▶ What the task requires: Extract all lines that hold "haut" from the records below.

-- Dataset rows start --

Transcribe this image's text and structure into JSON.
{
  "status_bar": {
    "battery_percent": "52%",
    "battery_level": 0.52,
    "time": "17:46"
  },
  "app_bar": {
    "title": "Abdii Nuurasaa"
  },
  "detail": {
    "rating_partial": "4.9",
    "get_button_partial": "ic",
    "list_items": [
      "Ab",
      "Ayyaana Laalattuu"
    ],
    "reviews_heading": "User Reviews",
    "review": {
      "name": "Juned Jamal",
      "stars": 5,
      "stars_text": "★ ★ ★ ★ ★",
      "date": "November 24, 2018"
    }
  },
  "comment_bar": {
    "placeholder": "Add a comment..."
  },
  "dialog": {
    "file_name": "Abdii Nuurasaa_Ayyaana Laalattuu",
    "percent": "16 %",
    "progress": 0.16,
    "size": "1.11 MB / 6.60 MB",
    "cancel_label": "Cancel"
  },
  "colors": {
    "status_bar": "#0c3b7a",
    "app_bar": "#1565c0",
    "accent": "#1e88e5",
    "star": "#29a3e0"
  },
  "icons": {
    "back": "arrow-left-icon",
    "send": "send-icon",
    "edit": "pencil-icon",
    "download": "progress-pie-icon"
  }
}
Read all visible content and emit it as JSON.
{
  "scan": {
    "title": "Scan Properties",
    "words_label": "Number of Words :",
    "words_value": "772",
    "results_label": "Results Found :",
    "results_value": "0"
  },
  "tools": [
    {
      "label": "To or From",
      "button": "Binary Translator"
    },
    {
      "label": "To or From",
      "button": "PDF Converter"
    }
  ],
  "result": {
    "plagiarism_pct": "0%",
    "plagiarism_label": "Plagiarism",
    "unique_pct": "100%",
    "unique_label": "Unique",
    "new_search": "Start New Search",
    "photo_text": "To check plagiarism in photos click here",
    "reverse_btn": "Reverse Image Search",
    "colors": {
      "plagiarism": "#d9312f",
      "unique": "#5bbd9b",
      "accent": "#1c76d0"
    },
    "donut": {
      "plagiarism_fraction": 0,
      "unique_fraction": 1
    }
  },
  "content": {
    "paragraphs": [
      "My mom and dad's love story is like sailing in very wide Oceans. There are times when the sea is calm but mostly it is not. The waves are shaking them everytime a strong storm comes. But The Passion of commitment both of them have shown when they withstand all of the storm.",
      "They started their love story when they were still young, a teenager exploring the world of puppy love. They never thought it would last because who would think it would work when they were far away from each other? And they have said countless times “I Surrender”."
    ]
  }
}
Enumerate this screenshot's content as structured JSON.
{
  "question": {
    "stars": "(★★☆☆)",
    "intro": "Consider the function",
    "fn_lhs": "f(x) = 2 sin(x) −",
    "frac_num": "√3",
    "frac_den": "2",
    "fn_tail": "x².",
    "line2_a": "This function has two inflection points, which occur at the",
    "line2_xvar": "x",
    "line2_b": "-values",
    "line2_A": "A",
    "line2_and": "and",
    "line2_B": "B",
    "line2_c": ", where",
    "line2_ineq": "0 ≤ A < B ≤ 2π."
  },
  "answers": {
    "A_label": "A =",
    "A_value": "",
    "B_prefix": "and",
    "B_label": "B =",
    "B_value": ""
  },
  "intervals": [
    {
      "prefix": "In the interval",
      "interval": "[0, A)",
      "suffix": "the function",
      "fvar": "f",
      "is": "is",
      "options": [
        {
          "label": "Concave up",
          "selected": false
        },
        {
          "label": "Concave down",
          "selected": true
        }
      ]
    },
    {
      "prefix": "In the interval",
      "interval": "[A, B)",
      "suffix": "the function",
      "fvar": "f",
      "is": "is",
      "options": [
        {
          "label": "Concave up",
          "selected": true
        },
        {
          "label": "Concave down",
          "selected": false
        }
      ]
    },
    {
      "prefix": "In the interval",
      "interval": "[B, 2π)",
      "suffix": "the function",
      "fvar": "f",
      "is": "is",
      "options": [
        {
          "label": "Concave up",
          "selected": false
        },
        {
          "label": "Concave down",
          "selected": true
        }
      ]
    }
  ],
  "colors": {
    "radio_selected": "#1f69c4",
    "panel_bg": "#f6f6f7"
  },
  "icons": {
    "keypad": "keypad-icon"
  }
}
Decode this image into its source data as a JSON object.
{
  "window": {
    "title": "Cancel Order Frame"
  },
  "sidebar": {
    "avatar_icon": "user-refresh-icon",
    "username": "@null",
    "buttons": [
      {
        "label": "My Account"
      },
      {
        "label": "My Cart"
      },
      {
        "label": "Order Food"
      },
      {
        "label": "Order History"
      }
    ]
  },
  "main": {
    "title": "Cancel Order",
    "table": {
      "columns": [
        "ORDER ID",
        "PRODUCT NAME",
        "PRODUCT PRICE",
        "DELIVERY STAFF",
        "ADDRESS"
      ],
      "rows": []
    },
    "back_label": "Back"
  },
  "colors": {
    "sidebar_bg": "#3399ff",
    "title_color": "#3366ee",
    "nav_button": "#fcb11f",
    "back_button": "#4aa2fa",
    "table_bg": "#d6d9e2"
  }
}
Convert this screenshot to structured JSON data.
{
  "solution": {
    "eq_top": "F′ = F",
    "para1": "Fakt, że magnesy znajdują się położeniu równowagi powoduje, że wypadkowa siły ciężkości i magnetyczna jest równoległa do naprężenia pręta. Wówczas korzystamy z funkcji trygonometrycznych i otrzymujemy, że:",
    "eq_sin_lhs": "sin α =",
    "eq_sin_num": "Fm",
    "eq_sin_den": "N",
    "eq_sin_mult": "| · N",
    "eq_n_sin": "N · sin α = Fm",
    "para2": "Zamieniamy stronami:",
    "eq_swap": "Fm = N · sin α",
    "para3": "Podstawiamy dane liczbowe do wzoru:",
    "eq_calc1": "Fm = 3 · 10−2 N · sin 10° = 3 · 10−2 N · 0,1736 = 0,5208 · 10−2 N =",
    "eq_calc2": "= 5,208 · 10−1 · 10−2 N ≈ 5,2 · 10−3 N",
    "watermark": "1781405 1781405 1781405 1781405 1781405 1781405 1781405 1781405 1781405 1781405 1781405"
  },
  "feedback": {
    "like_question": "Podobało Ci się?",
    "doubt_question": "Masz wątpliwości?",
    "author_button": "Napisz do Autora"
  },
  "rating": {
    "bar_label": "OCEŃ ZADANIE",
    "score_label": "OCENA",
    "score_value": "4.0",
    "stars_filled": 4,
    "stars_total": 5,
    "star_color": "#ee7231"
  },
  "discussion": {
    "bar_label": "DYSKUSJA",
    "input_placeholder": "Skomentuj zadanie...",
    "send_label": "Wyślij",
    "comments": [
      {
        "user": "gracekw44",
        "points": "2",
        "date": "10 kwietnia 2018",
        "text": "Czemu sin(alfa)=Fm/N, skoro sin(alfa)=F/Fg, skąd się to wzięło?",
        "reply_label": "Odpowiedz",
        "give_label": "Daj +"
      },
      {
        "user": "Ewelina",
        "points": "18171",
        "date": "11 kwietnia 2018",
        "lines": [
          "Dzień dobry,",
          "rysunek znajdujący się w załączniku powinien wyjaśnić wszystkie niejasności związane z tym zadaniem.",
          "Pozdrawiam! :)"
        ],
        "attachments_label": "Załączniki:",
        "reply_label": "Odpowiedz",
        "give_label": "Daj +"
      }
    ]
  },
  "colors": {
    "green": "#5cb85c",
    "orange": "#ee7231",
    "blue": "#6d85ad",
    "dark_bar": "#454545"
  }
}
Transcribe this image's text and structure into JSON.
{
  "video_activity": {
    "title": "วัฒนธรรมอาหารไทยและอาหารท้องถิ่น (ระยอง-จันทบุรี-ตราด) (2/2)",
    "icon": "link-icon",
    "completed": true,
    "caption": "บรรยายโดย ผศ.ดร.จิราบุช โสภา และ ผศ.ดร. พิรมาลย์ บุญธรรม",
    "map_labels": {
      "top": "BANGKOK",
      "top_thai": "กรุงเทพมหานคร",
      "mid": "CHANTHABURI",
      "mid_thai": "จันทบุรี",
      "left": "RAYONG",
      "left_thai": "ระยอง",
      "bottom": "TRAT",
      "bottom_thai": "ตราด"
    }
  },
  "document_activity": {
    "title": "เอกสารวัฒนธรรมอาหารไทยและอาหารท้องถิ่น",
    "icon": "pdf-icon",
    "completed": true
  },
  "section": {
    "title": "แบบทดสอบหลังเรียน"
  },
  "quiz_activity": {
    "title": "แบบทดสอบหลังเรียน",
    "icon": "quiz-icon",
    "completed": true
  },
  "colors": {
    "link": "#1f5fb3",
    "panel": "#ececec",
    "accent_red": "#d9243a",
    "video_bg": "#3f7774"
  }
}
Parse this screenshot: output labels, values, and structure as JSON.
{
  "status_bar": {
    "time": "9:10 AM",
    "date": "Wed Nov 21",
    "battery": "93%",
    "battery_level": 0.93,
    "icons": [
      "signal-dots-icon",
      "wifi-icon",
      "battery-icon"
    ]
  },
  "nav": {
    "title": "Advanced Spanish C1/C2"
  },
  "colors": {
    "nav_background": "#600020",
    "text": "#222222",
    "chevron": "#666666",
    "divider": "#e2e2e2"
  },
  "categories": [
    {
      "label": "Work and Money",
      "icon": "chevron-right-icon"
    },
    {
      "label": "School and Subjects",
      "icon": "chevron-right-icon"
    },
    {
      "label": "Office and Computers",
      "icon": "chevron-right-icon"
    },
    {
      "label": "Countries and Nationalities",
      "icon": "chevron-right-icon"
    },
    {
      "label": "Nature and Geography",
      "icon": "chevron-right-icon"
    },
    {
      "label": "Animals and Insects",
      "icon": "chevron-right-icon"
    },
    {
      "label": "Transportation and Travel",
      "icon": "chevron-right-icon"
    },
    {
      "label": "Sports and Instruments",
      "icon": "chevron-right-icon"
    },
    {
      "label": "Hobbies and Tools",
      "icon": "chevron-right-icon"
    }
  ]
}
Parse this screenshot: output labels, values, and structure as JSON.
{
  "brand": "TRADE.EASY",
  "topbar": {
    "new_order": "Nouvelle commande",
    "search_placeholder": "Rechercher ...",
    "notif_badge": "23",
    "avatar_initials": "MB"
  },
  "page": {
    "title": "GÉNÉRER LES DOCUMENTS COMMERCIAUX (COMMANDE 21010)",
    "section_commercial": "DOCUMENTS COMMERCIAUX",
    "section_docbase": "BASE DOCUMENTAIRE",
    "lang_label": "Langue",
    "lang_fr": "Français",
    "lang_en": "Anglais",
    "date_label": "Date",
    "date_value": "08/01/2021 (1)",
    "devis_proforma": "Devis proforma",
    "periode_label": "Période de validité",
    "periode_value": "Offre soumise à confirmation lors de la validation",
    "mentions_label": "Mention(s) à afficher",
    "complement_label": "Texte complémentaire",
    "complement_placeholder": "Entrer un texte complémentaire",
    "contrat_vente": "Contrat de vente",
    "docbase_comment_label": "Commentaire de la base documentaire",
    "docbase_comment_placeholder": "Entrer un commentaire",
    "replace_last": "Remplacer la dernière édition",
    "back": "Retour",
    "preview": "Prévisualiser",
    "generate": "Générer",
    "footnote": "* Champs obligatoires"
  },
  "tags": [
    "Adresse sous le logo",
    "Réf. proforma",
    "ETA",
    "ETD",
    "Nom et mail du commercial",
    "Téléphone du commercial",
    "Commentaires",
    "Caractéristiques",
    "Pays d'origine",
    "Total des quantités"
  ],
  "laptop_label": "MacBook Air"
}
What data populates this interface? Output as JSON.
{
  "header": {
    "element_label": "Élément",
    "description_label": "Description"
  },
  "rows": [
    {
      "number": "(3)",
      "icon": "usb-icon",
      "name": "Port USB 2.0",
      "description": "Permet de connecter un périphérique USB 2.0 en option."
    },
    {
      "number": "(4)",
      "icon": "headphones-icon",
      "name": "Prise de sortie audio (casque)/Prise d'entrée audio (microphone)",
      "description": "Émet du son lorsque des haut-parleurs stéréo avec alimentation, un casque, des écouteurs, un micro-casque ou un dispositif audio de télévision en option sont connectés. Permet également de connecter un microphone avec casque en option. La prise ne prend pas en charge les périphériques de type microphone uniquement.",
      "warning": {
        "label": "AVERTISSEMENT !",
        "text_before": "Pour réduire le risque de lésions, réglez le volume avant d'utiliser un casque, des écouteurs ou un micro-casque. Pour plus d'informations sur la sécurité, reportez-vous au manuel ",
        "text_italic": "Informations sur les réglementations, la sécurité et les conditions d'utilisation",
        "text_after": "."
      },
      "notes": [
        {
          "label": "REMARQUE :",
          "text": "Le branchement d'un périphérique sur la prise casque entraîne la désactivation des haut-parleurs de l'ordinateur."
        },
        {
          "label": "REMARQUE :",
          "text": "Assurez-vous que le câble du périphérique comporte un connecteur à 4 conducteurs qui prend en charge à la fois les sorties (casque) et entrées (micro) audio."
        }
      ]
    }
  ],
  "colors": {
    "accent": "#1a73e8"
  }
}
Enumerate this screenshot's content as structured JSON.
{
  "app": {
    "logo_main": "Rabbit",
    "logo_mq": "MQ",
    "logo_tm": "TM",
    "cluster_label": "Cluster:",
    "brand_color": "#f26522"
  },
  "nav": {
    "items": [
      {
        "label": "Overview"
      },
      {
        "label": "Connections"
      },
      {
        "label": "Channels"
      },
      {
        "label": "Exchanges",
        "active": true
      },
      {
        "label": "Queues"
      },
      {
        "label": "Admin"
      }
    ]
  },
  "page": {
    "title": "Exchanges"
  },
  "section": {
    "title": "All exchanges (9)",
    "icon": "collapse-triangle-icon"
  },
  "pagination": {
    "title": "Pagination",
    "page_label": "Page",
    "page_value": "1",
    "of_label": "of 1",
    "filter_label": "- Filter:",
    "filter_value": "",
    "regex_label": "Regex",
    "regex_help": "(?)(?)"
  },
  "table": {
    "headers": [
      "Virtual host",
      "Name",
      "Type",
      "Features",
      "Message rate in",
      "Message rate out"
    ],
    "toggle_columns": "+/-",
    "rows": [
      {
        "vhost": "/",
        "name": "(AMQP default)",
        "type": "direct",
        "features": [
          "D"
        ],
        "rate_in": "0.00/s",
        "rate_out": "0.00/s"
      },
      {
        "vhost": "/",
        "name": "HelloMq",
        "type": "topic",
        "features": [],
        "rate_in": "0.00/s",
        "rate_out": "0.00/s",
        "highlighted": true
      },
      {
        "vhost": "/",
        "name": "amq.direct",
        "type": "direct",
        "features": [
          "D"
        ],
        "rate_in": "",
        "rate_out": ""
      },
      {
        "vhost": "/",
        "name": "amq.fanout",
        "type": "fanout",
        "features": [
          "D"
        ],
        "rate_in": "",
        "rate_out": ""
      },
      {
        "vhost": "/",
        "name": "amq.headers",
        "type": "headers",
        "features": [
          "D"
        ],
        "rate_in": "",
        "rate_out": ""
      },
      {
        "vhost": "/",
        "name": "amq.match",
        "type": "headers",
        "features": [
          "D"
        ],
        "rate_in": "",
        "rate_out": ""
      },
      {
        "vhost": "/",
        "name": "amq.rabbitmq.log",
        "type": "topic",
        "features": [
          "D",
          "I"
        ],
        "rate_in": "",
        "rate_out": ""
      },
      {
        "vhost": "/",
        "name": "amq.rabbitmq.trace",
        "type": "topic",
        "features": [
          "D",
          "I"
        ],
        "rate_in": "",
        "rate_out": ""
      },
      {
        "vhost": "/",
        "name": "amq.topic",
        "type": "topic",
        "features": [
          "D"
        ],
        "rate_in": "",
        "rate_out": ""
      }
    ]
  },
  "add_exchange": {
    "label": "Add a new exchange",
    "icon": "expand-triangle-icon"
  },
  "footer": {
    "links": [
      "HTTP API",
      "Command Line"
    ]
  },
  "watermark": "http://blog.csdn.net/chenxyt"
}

-- Dataset rows end --

▶ Result for this exercise:
      "description": "Émet du son lorsque des haut-parleurs stéréo avec alimentation, un casque, des écouteurs, un micro-casque ou un dispositif audio de télévision en option sont connectés. Permet également de connecter un microphone avec casque en option. La prise ne prend pas en charge les périphériques de type microphone uniquement.",
          "text": "Le branchement d'un périphérique sur la prise casque entraîne la désactivation des haut-parleurs de l'ordinateur."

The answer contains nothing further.